** Goal of the exercise **
Give the number of lines containing the word "Gourdeau" and nothing more.

** Extracted information **
● ● ● ● ●

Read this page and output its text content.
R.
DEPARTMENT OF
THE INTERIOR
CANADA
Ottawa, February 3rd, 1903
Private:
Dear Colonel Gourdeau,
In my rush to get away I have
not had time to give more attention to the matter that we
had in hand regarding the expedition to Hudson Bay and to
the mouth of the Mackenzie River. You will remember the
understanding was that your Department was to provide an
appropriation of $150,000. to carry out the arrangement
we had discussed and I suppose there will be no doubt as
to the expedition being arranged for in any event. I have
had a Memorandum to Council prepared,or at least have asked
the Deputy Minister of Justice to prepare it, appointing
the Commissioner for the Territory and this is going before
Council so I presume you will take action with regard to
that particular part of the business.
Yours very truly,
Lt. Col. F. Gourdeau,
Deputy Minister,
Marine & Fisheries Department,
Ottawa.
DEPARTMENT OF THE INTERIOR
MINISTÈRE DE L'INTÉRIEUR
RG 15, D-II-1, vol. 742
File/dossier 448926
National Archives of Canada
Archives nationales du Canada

● ● ● ● ●

** Answer to the exercise **
2